**GOAL:**
Output the entries verbatim, including every line.

**Records from a collection of figures:**
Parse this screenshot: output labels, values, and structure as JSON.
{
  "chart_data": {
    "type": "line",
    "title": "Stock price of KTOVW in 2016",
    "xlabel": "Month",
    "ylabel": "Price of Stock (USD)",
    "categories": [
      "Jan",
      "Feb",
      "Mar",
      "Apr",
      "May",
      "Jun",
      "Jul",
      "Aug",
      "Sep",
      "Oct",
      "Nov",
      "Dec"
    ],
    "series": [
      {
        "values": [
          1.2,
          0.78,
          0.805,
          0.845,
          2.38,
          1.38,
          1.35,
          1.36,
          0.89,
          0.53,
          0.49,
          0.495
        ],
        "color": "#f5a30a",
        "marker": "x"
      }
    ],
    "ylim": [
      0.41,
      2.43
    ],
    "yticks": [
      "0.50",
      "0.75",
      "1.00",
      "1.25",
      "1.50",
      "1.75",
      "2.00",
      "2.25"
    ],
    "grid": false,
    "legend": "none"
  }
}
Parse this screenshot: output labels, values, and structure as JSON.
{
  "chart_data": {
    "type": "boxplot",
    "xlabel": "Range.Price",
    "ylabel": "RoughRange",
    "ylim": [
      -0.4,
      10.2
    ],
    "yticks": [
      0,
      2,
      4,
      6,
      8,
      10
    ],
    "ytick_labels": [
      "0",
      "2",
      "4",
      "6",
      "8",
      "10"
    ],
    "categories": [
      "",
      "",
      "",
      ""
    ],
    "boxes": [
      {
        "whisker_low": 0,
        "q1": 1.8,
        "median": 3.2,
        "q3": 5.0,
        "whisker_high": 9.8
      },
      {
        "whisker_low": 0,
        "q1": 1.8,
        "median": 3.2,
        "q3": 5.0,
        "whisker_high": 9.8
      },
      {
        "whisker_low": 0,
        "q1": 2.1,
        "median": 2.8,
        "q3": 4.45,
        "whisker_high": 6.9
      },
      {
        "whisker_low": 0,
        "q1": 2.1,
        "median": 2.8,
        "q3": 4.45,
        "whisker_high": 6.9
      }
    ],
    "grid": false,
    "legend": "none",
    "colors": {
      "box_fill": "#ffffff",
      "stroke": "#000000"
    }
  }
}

**FULL ANSWER:**
Parse this screenshot: output labels, values, and structure as JSON.
{
  "chart_data": {
    "type": "line",
    "title": "Stock price of KTOVW in 2016",
    "xlabel": "Month",
    "ylabel": "Price of Stock (USD)",
    "categories": [
      "Jan",
      "Feb",
      "Mar",
      "Apr",
      "May",
      "Jun",
      "Jul",
      "Aug",
      "Sep",
      "Oct",
      "Nov",
      "Dec"
    ],
    "series": [
      {
        "values": [
          1.2,
          0.78,
          0.805,
          0.845,
          2.38,
          1.38,
          1.35,
          1.36,
          0.89,
          0.53,
          0.49,
          0.495
        ],
        "color": "#f5a30a",
        "marker": "x"
      }
    ],
    "ylim": [
      0.41,
      2.43
    ],
    "yticks": [
      "0.50",
      "0.75",
      "1.00",
      "1.25",
      "1.50",
      "1.75",
      "2.00",
      "2.25"
    ],
    "grid": false,
    "legend": "none"
  }
}
Parse this screenshot: output labels, values, and structure as JSON.
{
  "chart_data": {
    "type": "boxplot",
    "xlabel": "Range.Price",
    "ylabel": "RoughRange",
    "ylim": [
      -0.4,
      10.2
    ],
    "yticks": [
      0,
      2,
      4,
      6,
      8,
      10
    ],
    "ytick_labels": [
      "0",
      "2",
      "4",
      "6",
      "8",
      "10"
    ],
    "categories": [
      "",
      "",
      "",
      ""
    ],
    "boxes": [
      {
        "whisker_low": 0,
        "q1": 1.8,
        "median": 3.2,
        "q3": 5.0,
        "whisker_high": 9.8
      },
      {
        "whisker_low": 0,
        "q1": 1.8,
        "median": 3.2,
        "q3": 5.0,
        "whisker_high": 9.8
      },
      {
        "whisker_low": 0,
        "q1": 2.1,
        "median": 2.8,
        "q3": 4.45,
        "whisker_high": 6.9
      },
      {
        "whisker_low": 0,
        "q1": 2.1,
        "median": 2.8,
        "q3": 4.45,
        "whisker_high": 6.9
      }
    ],
    "grid": false,
    "legend": "none",
    "colors": {
      "box_fill": "#ffffff",
      "stroke": "#000000"
    }
  }
}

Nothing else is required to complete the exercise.